--- Begin ---
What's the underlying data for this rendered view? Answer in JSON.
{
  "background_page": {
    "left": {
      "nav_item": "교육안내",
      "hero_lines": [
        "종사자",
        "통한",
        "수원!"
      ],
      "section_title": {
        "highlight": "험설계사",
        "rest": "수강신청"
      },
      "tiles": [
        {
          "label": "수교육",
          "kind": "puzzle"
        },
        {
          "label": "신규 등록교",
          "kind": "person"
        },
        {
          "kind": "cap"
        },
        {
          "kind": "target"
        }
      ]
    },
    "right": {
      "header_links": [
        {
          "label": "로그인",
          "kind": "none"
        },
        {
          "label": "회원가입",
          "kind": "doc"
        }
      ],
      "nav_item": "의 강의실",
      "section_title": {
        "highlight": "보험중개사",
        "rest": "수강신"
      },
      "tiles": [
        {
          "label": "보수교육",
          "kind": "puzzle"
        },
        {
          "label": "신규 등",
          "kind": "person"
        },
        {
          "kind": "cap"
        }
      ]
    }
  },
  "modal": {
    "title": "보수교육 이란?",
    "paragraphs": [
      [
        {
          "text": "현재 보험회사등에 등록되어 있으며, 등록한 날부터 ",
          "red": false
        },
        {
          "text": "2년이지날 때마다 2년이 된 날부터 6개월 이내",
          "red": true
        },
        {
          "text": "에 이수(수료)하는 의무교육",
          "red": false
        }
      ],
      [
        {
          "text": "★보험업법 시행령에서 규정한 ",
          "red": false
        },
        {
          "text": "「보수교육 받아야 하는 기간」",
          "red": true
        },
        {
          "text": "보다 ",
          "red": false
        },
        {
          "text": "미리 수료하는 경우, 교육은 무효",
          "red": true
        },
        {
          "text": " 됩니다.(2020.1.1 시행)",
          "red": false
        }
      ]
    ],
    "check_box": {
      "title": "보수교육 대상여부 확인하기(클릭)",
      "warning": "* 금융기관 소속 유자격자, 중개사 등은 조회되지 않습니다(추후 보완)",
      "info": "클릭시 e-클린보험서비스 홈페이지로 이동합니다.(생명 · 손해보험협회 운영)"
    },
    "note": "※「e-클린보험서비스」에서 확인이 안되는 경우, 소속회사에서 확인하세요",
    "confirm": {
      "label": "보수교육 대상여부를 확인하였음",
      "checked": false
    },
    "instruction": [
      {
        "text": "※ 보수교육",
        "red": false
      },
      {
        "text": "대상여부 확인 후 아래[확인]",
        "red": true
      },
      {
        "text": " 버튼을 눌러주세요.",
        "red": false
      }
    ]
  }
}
--- End ---
■ Task directions
Type out the full listing again, exactly as given.

■ Response below
What's the underlying data for this rendered view? Answer in JSON.
{
  "background_page": {
    "left": {
      "nav_item": "교육안내",
      "hero_lines": [
        "종사자",
        "통한",
        "수원!"
      ],
      "section_title": {
        "highlight": "험설계사",
        "rest": "수강신청"
      },
      "tiles": [
        {
          "label": "수교육",
          "kind": "puzzle"
        },
        {
          "label": "신규 등록교",
          "kind": "person"
        },
        {
          "kind": "cap"
        },
        {
          "kind": "target"
        }
      ]
    },
    "right": {
      "header_links": [
        {
          "label": "로그인",
          "kind": "none"
        },
        {
          "label": "회원가입",
          "kind": "doc"
        }
      ],
      "nav_item": "의 강의실",
      "section_title": {
        "highlight": "보험중개사",
        "rest": "수강신"
      },
      "tiles": [
        {
          "label": "보수교육",
          "kind": "puzzle"
        },
        {
          "label": "신규 등",
          "kind": "person"
        },
        {
          "kind": "cap"
        }
      ]
    }
  },
  "modal": {
    "title": "보수교육 이란?",
    "paragraphs": [
      [
        {
          "text": "현재 보험회사등에 등록되어 있으며, 등록한 날부터 ",
          "red": false
        },
        {
          "text": "2년이지날 때마다 2년이 된 날부터 6개월 이내",
          "red": true
        },
        {
          "text": "에 이수(수료)하는 의무교육",
          "red": false
        }
      ],
      [
        {
          "text": "★보험업법 시행령에서 규정한 ",
          "red": false
        },
        {
          "text": "「보수교육 받아야 하는 기간」",
          "red": true
        },
        {
          "text": "보다 ",
          "red": false
        },
        {
          "text": "미리 수료하는 경우, 교육은 무효",
          "red": true
        },
        {
          "text": " 됩니다.(2020.1.1 시행)",
          "red": false
        }
      ]
    ],
    "check_box": {
      "title": "보수교육 대상여부 확인하기(클릭)",
      "warning": "* 금융기관 소속 유자격자, 중개사 등은 조회되지 않습니다(추후 보완)",
      "info": "클릭시 e-클린보험서비스 홈페이지로 이동합니다.(생명 · 손해보험협회 운영)"
    },
    "note": "※「e-클린보험서비스」에서 확인이 안되는 경우, 소속회사에서 확인하세요",
    "confirm": {
      "label": "보수교육 대상여부를 확인하였음",
      "checked": false
    },
    "instruction": [
      {
        "text": "※ 보수교육",
        "red": false
      },
      {
        "text": "대상여부 확인 후 아래[확인]",
        "red": true
      },
      {
        "text": " 버튼을 눌러주세요.",
        "red": false
      }
    ]
  }
}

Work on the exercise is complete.